## begin

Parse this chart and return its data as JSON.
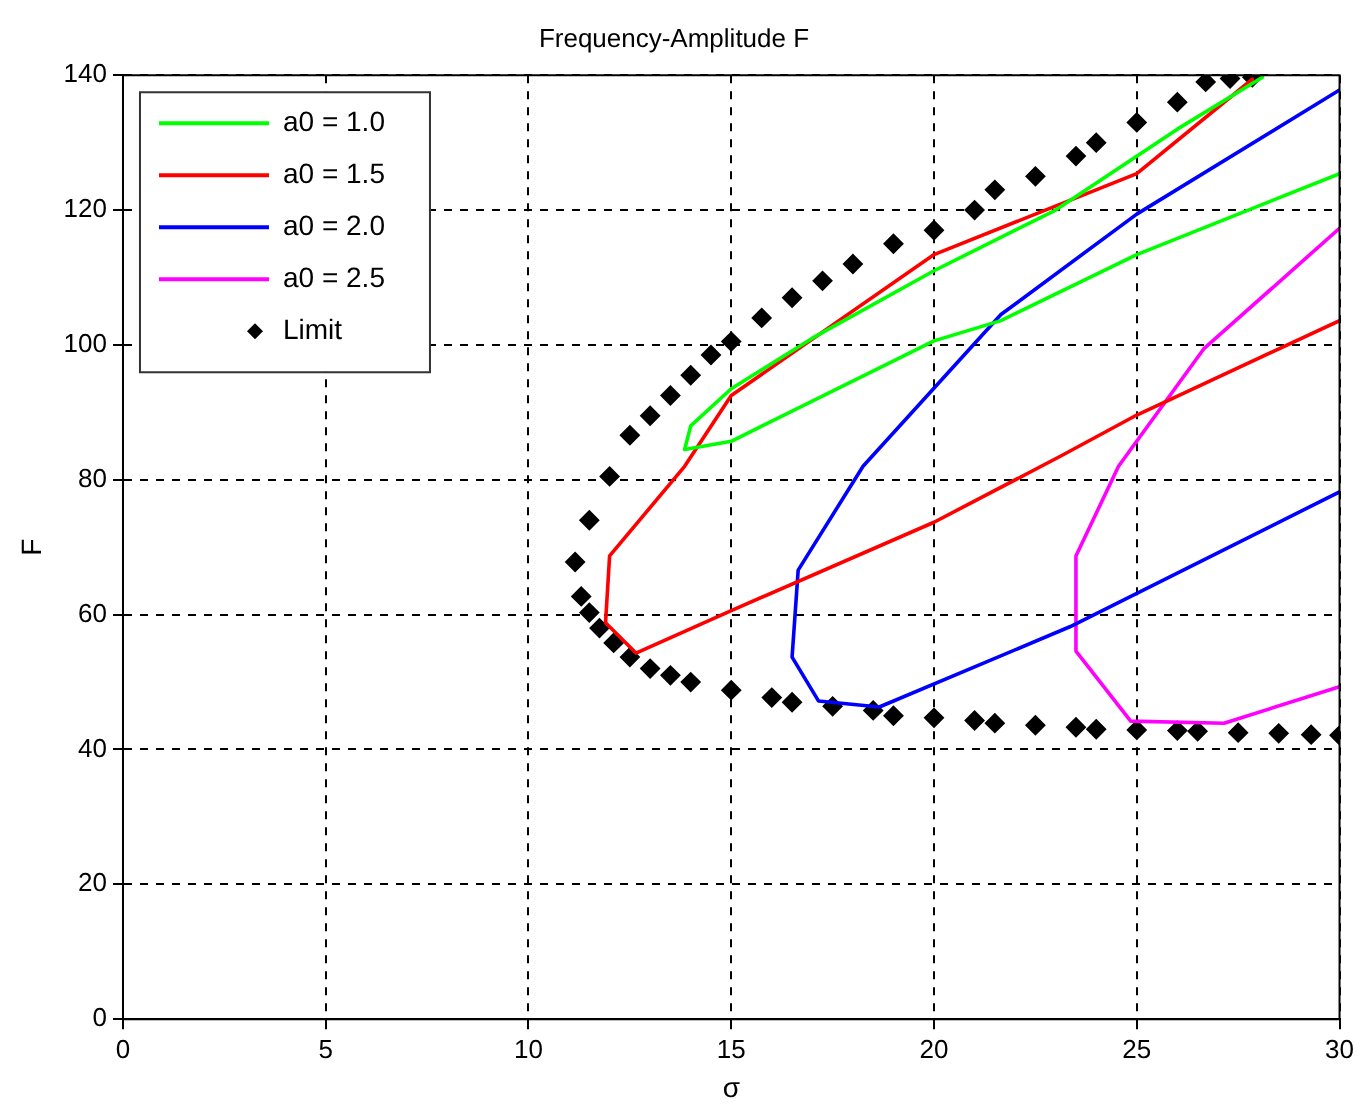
{
  "chart_data": {
    "type": "line",
    "title": "Frequency-Amplitude F",
    "xlabel": "σ",
    "ylabel": "F",
    "xlim": [
      0,
      30
    ],
    "xticks": [
      0,
      5,
      10,
      15,
      20,
      25,
      30
    ],
    "ylim": [
      0,
      140
    ],
    "yticks": [
      0,
      20,
      40,
      60,
      80,
      100,
      120,
      140
    ],
    "grid": true,
    "legend": "top left",
    "line_style": "solid",
    "series": [
      {
        "name": "a0 = 1.0",
        "color": "#00ff00",
        "type": "line",
        "marker": "none",
        "x": [
          30,
          25,
          21.65,
          20,
          15,
          13.85,
          14,
          15,
          17,
          20,
          23,
          26,
          28.1
        ],
        "values": [
          125.4,
          113.4,
          103.6,
          100.6,
          85.7,
          84.5,
          88,
          93.5,
          101,
          111,
          120,
          132,
          139.7
        ]
      },
      {
        "name": "a0 = 1.5",
        "color": "#ff0000",
        "type": "line",
        "marker": "none",
        "x": [
          27.85,
          25,
          20,
          15,
          13.85,
          12,
          11.9,
          12.65,
          15,
          20,
          23.15,
          25,
          30
        ],
        "values": [
          139.4,
          125.4,
          113.4,
          92.5,
          82,
          68.7,
          58.8,
          54.3,
          60.6,
          73.7,
          83.6,
          89.6,
          103.6
        ]
      },
      {
        "name": "a0 = 2.0",
        "color": "#0000ff",
        "type": "line",
        "marker": "none",
        "x": [
          30,
          25,
          21.65,
          18.25,
          16.65,
          16.5,
          17.15,
          18.65,
          23.35,
          30
        ],
        "values": [
          137.8,
          119.4,
          104.5,
          82,
          66.6,
          53.7,
          47.2,
          46.3,
          58.2,
          78.2
        ]
      },
      {
        "name": "a0 = 2.5",
        "color": "#ff00ff",
        "type": "line",
        "marker": "none",
        "x": [
          30,
          26.65,
          24.55,
          23.5,
          23.5,
          24.85,
          27.15,
          30
        ],
        "values": [
          117.3,
          99.4,
          82,
          68.7,
          54.6,
          44.2,
          43.9,
          49.3
        ]
      },
      {
        "name": "Limit",
        "color": "#000000",
        "type": "scatter",
        "marker": "diamond",
        "x": [
          11.15,
          11.5,
          12,
          12.5,
          13,
          13.5,
          14,
          14.5,
          15,
          15.75,
          16.5,
          17.25,
          18,
          19,
          20,
          21,
          21.5,
          22.5,
          23.5,
          24,
          25,
          26,
          26.7,
          27.3,
          27.85,
          11.3,
          11.5,
          11.75,
          12.1,
          12.5,
          13,
          13.5,
          14,
          15,
          16,
          16.5,
          17.5,
          18.5,
          19,
          20,
          21,
          21.5,
          22.5,
          23.5,
          24,
          25,
          26,
          26.5,
          27.5,
          28.5,
          29.3,
          30
        ],
        "values": [
          67.8,
          74,
          80.5,
          86.6,
          89.5,
          92.5,
          95.5,
          98.5,
          100.5,
          104,
          107,
          109.5,
          112,
          115,
          117,
          120,
          123,
          125,
          128,
          130,
          133,
          136,
          139,
          139.5,
          139.7,
          62.7,
          60.3,
          58,
          55.8,
          53.7,
          52,
          51,
          50,
          48.8,
          47.7,
          47,
          46.4,
          45.8,
          45,
          44.7,
          44.3,
          43.9,
          43.6,
          43.3,
          43,
          42.9,
          42.8,
          42.7,
          42.5,
          42.4,
          42.2,
          42.1
        ]
      }
    ]
  }
}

## end

**Task**
Transcribe the entries above verbatim, omitting their pictures.

**Answer for this exercise**
Parse this chart and return its data as JSON.
{
  "chart_data": {
    "type": "line",
    "title": "Frequency-Amplitude F",
    "xlabel": "σ",
    "ylabel": "F",
    "xlim": [
      0,
      30
    ],
    "xticks": [
      0,
      5,
      10,
      15,
      20,
      25,
      30
    ],
    "ylim": [
      0,
      140
    ],
    "yticks": [
      0,
      20,
      40,
      60,
      80,
      100,
      120,
      140
    ],
    "grid": true,
    "legend": "top left",
    "line_style": "solid",
    "series": [
      {
        "name": "a0 = 1.0",
        "color": "#00ff00",
        "type": "line",
        "marker": "none",
        "x": [
          30,
          25,
          21.65,
          20,
          15,
          13.85,
          14,
          15,
          17,
          20,
          23,
          26,
          28.1
        ],
        "values": [
          125.4,
          113.4,
          103.6,
          100.6,
          85.7,
          84.5,
          88,
          93.5,
          101,
          111,
          120,
          132,
          139.7
        ]
      },
      {
        "name": "a0 = 1.5",
        "color": "#ff0000",
        "type": "line",
        "marker": "none",
        "x": [
          27.85,
          25,
          20,
          15,
          13.85,
          12,
          11.9,
          12.65,
          15,
          20,
          23.15,
          25,
          30
        ],
        "values": [
          139.4,
          125.4,
          113.4,
          92.5,
          82,
          68.7,
          58.8,
          54.3,
          60.6,
          73.7,
          83.6,
          89.6,
          103.6
        ]
      },
      {
        "name": "a0 = 2.0",
        "color": "#0000ff",
        "type": "line",
        "marker": "none",
        "x": [
          30,
          25,
          21.65,
          18.25,
          16.65,
          16.5,
          17.15,
          18.65,
          23.35,
          30
        ],
        "values": [
          137.8,
          119.4,
          104.5,
          82,
          66.6,
          53.7,
          47.2,
          46.3,
          58.2,
          78.2
        ]
      },
      {
        "name": "a0 = 2.5",
        "color": "#ff00ff",
        "type": "line",
        "marker": "none",
        "x": [
          30,
          26.65,
          24.55,
          23.5,
          23.5,
          24.85,
          27.15,
          30
        ],
        "values": [
          117.3,
          99.4,
          82,
          68.7,
          54.6,
          44.2,
          43.9,
          49.3
        ]
      },
      {
        "name": "Limit",
        "color": "#000000",
        "type": "scatter",
        "marker": "diamond",
        "x": [
          11.15,
          11.5,
          12,
          12.5,
          13,
          13.5,
          14,
          14.5,
          15,
          15.75,
          16.5,
          17.25,
          18,
          19,
          20,
          21,
          21.5,
          22.5,
          23.5,
          24,
          25,
          26,
          26.7,
          27.3,
          27.85,
          11.3,
          11.5,
          11.75,
          12.1,
          12.5,
          13,
          13.5,
          14,
          15,
          16,
          16.5,
          17.5,
          18.5,
          19,
          20,
          21,
          21.5,
          22.5,
          23.5,
          24,
          25,
          26,
          26.5,
          27.5,
          28.5,
          29.3,
          30
        ],
        "values": [
          67.8,
          74,
          80.5,
          86.6,
          89.5,
          92.5,
          95.5,
          98.5,
          100.5,
          104,
          107,
          109.5,
          112,
          115,
          117,
          120,
          123,
          125,
          128,
          130,
          133,
          136,
          139,
          139.5,
          139.7,
          62.7,
          60.3,
          58,
          55.8,
          53.7,
          52,
          51,
          50,
          48.8,
          47.7,
          47,
          46.4,
          45.8,
          45,
          44.7,
          44.3,
          43.9,
          43.6,
          43.3,
          43,
          42.9,
          42.8,
          42.7,
          42.5,
          42.4,
          42.2,
          42.1
        ]
      }
    ]
  }
}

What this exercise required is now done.